> _Short exercise_: Return all lines in the material below that contain "aptation".

> _Data for the task_:
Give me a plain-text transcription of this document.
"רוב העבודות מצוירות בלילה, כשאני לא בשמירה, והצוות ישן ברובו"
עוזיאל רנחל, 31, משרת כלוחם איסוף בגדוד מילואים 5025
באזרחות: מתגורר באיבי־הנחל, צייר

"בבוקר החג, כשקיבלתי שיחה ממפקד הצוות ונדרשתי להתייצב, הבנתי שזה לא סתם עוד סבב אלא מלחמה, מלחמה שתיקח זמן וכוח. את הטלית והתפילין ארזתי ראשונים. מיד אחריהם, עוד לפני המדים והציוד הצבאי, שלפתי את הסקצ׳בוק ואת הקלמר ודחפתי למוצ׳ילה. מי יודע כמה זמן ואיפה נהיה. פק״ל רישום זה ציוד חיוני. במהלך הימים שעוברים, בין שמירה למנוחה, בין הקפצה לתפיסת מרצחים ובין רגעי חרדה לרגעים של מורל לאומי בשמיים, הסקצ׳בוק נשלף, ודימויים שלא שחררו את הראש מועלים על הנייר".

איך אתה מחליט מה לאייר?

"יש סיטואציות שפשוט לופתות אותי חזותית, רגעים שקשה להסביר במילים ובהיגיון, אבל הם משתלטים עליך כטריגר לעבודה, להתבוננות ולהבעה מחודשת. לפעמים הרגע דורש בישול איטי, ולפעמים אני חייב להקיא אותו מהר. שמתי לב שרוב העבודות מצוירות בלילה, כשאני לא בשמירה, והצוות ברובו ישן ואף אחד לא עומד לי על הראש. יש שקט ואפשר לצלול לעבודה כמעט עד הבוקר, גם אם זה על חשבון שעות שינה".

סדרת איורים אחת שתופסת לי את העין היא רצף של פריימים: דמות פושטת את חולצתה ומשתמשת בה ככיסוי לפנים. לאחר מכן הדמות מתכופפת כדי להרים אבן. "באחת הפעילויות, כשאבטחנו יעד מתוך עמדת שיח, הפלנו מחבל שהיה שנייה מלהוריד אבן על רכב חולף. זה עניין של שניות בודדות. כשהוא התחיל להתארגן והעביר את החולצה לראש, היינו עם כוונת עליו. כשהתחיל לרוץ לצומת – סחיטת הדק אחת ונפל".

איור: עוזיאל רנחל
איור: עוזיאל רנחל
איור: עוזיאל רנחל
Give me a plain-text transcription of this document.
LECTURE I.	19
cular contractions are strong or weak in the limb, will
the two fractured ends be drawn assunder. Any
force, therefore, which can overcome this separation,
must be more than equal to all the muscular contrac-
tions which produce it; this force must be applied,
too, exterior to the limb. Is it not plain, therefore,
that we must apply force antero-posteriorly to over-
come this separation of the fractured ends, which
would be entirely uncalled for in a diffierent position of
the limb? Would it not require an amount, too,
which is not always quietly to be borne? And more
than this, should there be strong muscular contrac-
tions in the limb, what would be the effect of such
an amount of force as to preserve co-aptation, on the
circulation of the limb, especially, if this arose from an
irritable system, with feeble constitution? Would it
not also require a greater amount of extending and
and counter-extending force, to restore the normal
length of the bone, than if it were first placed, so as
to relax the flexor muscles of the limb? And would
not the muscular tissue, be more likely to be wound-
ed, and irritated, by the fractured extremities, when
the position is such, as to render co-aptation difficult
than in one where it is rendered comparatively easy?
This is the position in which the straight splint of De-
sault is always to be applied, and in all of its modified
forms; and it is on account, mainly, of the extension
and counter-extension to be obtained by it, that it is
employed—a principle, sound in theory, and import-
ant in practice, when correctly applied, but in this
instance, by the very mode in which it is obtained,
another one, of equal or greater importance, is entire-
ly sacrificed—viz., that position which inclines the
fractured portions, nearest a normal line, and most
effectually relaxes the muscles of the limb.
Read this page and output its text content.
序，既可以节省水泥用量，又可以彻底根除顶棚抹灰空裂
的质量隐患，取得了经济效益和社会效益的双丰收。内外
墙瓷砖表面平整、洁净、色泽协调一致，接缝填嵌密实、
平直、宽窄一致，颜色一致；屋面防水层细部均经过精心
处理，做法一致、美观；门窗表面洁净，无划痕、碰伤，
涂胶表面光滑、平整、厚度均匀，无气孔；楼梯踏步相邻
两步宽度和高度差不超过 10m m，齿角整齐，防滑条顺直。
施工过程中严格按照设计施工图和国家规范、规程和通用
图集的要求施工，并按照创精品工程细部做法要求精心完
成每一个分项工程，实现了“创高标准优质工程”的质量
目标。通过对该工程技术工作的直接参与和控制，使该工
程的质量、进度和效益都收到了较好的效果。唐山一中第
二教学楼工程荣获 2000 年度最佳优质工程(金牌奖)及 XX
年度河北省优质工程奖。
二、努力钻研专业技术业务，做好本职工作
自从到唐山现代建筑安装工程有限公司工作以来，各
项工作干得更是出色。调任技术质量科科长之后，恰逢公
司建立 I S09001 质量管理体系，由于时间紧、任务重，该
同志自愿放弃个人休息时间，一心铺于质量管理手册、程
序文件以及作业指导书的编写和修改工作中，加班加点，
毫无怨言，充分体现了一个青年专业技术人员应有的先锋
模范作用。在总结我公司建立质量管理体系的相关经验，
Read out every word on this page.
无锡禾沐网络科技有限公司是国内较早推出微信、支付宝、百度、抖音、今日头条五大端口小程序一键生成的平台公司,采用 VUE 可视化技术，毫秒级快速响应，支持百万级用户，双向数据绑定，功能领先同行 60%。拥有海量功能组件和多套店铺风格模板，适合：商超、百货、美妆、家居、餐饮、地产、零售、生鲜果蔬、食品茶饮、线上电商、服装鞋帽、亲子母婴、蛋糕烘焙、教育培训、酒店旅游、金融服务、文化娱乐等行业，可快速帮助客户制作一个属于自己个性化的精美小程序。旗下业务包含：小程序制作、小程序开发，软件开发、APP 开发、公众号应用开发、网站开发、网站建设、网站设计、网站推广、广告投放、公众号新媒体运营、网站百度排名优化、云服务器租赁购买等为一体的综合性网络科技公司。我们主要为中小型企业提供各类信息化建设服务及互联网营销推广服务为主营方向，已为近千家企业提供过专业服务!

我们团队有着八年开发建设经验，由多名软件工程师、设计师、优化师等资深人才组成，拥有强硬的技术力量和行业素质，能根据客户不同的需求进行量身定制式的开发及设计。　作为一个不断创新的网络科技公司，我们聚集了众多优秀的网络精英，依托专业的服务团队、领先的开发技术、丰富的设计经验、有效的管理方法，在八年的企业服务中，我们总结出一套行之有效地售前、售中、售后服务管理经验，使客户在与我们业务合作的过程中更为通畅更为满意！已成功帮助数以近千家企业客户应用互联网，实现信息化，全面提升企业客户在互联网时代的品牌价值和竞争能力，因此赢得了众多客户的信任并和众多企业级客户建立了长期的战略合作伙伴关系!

> _Answer_:
an amount of force as to preserve co-aptation, on the
the position is such, as to render co-aptation difficult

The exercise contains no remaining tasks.